Given request 1.
In the passage about the monument, to which city did Mrs. Charles Oliver Norton present the monument?

Selected extract.
■ ■ ■ ■

Mrs. Charles Oliver Norton then, with a brief, fitting explanation of the value of such a monument, not so much to us but to generations to come, presented the monument to the city of Kearney.

Mrs. Charles Oliver Norton is the regent of the progressive chapter that has shown the way that other chapters of the grand young state will follow. They are gathering up the threads of their history that future generations will not find the difficulties that are experienced in the old colonial states. The brave young West is alive to the needs of that preservation and chapters like Fort Kearney and regents like Mrs. Norton are faithful to their duty.

Mrs. Norton said:

"More than sixty years, the Old Oregon Trail ran close to where we stand to-day but the hammer's stroke that drove the golden spike on that memorial day in 1869 uniting the Union Pacific and Central Pacific Railroads, just west of Ogden, proved the death knell of the old road and drove freighters and stage drivers from their peculiar avocation and made it a memory only.

■ ■ ■ ■

[Layout coordinate data]
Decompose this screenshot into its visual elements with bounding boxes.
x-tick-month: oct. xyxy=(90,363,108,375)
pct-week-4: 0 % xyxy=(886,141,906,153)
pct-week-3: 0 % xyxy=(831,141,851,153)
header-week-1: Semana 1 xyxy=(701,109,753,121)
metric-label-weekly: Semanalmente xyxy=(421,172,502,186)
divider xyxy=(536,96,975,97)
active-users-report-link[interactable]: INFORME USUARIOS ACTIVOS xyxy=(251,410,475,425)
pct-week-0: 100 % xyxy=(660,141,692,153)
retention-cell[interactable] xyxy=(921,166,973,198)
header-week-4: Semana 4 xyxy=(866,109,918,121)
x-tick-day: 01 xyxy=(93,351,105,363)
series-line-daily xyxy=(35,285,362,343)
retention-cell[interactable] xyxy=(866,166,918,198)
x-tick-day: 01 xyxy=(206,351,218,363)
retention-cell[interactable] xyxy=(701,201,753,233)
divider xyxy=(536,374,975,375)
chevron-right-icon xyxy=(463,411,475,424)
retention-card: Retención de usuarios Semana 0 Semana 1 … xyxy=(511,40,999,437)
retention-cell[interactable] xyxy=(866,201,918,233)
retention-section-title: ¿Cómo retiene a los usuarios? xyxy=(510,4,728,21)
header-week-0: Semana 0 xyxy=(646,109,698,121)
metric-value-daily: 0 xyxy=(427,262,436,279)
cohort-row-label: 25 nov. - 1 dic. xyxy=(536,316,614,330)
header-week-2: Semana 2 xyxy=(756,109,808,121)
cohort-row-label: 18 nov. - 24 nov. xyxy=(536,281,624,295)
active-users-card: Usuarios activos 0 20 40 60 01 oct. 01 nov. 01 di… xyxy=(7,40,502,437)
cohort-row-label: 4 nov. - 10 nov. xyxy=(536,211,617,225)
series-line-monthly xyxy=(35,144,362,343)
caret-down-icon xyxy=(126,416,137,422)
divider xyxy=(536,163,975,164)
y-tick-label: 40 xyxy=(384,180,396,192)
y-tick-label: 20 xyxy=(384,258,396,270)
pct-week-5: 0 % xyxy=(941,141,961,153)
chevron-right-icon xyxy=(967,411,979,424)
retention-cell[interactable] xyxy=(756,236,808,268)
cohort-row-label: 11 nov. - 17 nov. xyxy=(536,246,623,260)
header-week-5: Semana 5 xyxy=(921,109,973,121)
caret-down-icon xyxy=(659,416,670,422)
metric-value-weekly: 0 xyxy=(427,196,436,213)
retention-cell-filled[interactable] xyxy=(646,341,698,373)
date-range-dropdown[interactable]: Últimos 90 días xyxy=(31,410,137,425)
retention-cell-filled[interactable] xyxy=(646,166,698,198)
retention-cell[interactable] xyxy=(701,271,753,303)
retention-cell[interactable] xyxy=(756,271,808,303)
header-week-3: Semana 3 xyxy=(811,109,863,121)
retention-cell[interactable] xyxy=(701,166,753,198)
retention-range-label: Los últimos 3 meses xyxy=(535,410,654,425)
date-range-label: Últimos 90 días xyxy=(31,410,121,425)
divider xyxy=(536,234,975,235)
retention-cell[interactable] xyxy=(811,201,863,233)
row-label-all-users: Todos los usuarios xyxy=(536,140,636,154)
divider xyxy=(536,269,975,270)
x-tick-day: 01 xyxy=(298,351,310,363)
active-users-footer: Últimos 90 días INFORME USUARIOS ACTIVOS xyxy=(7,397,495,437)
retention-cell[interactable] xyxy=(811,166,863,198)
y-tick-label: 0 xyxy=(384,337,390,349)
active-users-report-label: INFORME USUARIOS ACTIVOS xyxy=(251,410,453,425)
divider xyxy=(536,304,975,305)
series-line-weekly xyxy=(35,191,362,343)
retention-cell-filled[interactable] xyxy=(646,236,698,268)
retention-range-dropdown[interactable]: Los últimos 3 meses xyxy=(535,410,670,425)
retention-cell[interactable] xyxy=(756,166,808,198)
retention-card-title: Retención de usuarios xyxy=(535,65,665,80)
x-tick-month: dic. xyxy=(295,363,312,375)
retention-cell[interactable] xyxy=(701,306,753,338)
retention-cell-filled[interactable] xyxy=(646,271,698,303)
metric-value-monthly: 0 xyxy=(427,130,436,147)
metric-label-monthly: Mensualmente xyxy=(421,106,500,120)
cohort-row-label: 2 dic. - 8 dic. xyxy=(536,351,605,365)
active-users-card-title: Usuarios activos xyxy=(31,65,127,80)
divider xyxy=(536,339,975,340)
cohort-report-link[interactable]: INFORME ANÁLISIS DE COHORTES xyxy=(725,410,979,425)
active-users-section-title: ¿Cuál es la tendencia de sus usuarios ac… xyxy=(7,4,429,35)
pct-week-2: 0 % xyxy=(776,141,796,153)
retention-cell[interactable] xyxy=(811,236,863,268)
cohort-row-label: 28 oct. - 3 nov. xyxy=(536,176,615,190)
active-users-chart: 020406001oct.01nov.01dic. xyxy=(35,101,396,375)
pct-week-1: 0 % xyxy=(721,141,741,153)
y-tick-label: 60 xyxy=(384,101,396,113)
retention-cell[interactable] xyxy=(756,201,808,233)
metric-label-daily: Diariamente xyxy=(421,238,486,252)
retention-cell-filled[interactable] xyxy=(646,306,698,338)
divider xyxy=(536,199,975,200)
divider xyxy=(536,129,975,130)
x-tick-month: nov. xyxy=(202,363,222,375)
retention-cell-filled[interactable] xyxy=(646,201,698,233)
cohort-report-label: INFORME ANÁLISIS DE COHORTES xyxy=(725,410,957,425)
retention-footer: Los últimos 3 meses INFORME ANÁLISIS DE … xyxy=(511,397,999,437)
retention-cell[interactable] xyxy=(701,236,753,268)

■ ■ ■ ■

Given request 2.
Edit the records from their first line up to and including the line with "pct-week-0: 100 % xyxy=(660,141,692,153)" so that "divider" becomes "separator", keeping everything else unchanged.

Worked answer 1.
The city of Kearney.

Worked answer 2.
Decompose this screenshot into its visual elements with bounding boxes.
x-tick-month: oct. xyxy=(90,363,108,375)
pct-week-4: 0 % xyxy=(886,141,906,153)
pct-week-3: 0 % xyxy=(831,141,851,153)
header-week-1: Semana 1 xyxy=(701,109,753,121)
metric-label-weekly: Semanalmente xyxy=(421,172,502,186)
separator xyxy=(536,96,975,97)
active-users-report-link[interactable]: INFORME USUARIOS ACTIVOS xyxy=(251,410,475,425)
pct-week-0: 100 % xyxy=(660,141,692,153)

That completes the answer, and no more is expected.